In the blog excerpt about covering the Wilson family story, what did Caleb Wilson's text message to the reporter say?

Source passage:
================
Caleb told me how thrilled he was that his dad was found innocent, but I had no other interviews besides this and little video because I was restricted from filming in the church or even Caleb's house.  I decided to focus on collecting good interviews instead.  I convinced Caleb to give me his grandma's phone number. He did, and she gave me a sincere account of her nervousness on the day of the trial.
But, I didn't realize the importance of the story until it was all over.  While I was working on the story, I was too focused on thinking what video I needed, what questions needed to be asked, where the church was in Moberly, and whether the police officers would ever call me back, to even think about the significance of this story for the Wilson family and this small religious community in Moberly.
When I walked off the set after reporting the story at the top of the 6 p.m. newscast, I had a text message on my phone.  I assumed it was one of my roommates telling me I said the wrong word or looked cross-eyed into the camera - the usual jokes they tease me about - but it wasn't them.  Caleb Wilson texted me.  I was surprised.  The text was simple - he thanked me for covering the story.  At that point I realized what this story did for Caleb's family.  For months, Mid-Missouri wasn't sure if Caleb's dad, Pastor Wilson, was guilty or innocent of these charges.  The courts decided this week that he is innocent, and Caleb, as the oldest son in his family, wanted to make sure his family's name was cleared of these dirty allegations.  
Just by broadcasting this one short story, Caleb's family can move on from these terrible couple of months and rebuild their family and their father's reputation.  
I wonder if Caleb didn't text message me thanking me for helping his family, would I have ever realized the story's significance? I don't know, but I'm happy I get free texting.

Thursday, June 18, 2009

Don't Go "All Newsroom" On Me Brian

As I start this blog entry, another blog that I track, TVNewser, announces that CBS anchorman and legendary broadcaster, Walter Cronkite, is seriously ill.  Cronkite is now ninety-two years old.  TVNewser cites CBS sources as the source releasing this information, including the tidbitt that CBS started drafting Cronkite's obituary last week.  So let's take a look at now at today's network news, always bearing in mind the vocal "footprint" Cronkite left on the broadcast news industry.
================
Recorded data:
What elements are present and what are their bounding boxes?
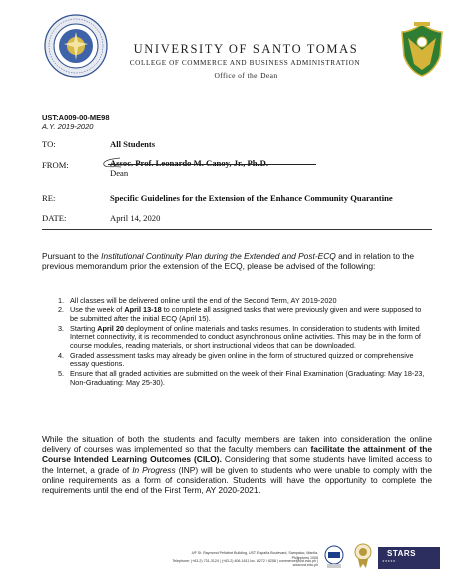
================
Solution below:
He thanked the reporter for covering the story.